Figure record listings:
********

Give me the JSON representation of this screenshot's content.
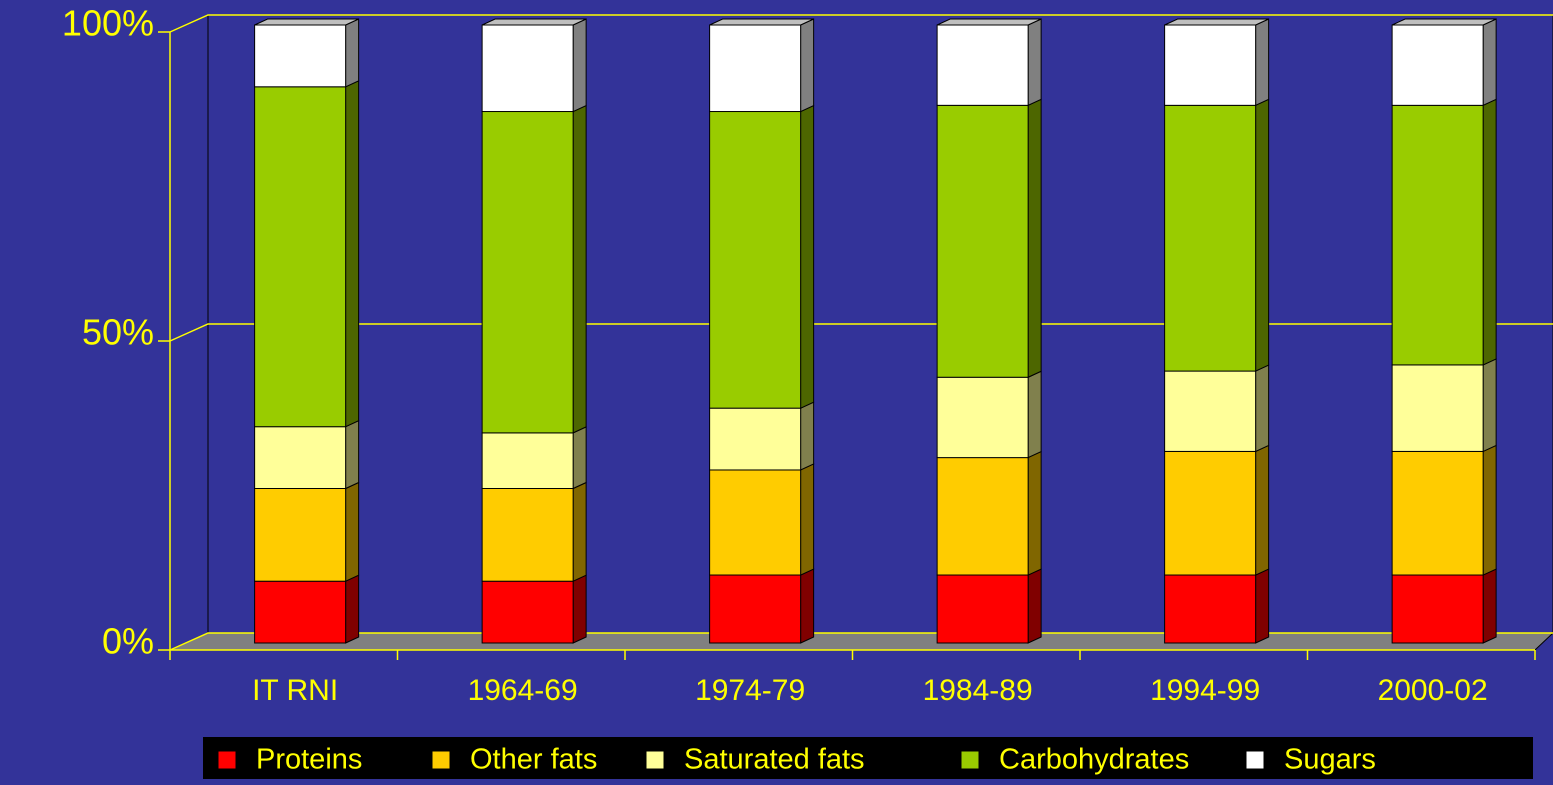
{
  "chart_data": {
    "type": "stacked_bar_3d",
    "categories": [
      "IT RNI",
      "1964-69",
      "1974-79",
      "1984-89",
      "1994-99",
      "2000-02"
    ],
    "series": [
      {
        "name": "Proteins",
        "color": "#ff0000",
        "values": [
          10,
          10,
          11,
          11,
          11,
          11
        ]
      },
      {
        "name": "Other fats",
        "color": "#ffcc00",
        "values": [
          15,
          15,
          17,
          19,
          20,
          20
        ]
      },
      {
        "name": "Saturated fats",
        "color": "#ffff99",
        "values": [
          10,
          9,
          10,
          13,
          13,
          14
        ]
      },
      {
        "name": "Carbohydrates",
        "color": "#99cc00",
        "values": [
          55,
          52,
          48,
          44,
          43,
          42
        ]
      },
      {
        "name": "Sugars",
        "color": "#ffffff",
        "values": [
          10,
          14,
          14,
          13,
          13,
          13
        ]
      }
    ],
    "ylim": [
      0,
      100
    ],
    "yticks": [
      {
        "value": 0,
        "label": "0%"
      },
      {
        "value": 50,
        "label": "50%"
      },
      {
        "value": 100,
        "label": "100%"
      }
    ],
    "grid": true
  }
}
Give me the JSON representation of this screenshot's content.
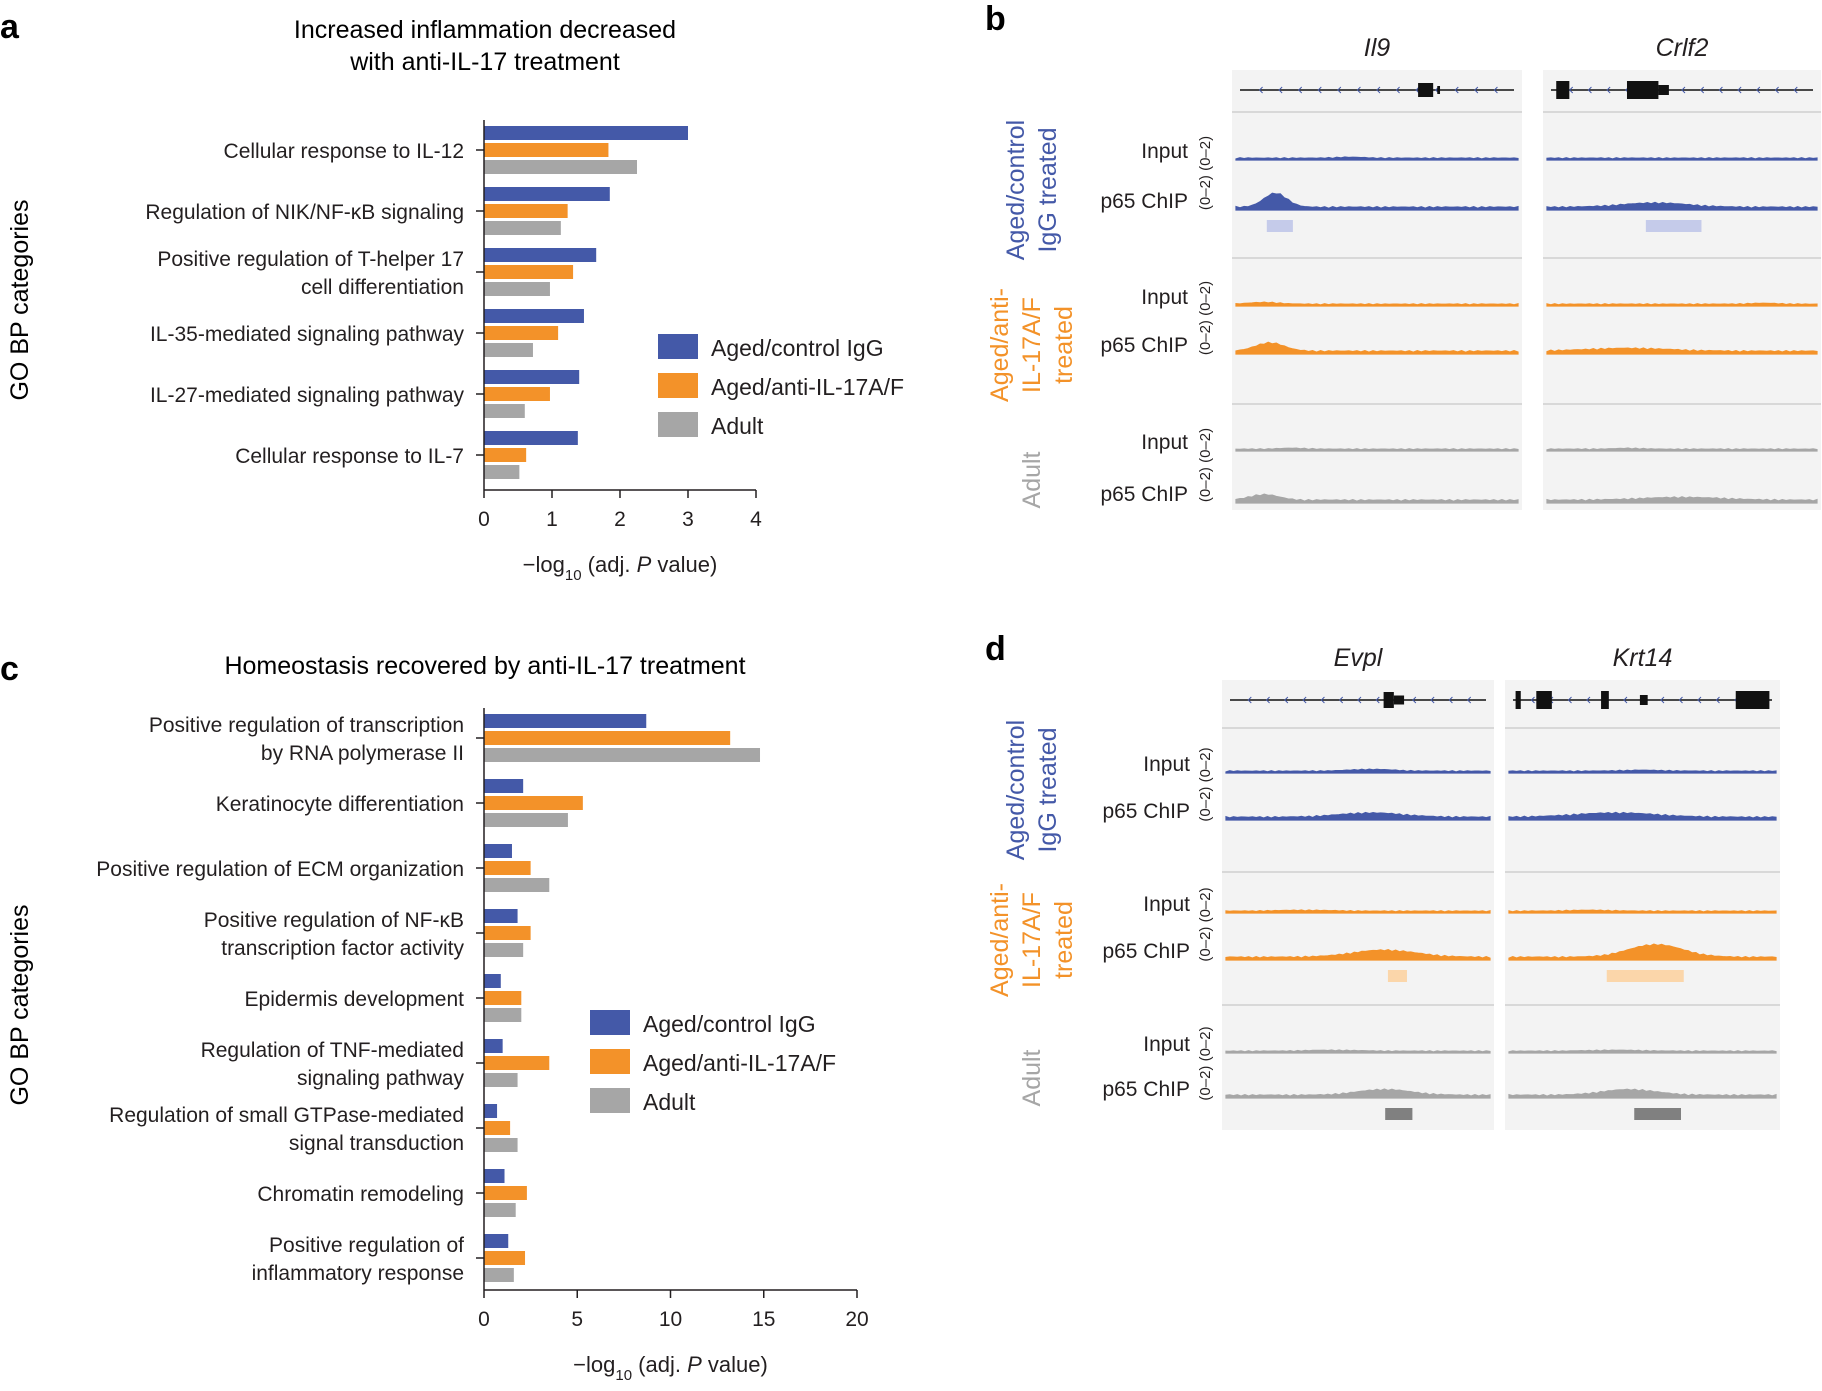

********

**What to do:**
Only the lines that contain the string "name" are to be copied from the records.

**Response below:**
        "name": "Proteins",
        "name": "Other fats",
        "name": "Saturated fats",
        "name": "Carbohydrates",
        "name": "Sugars",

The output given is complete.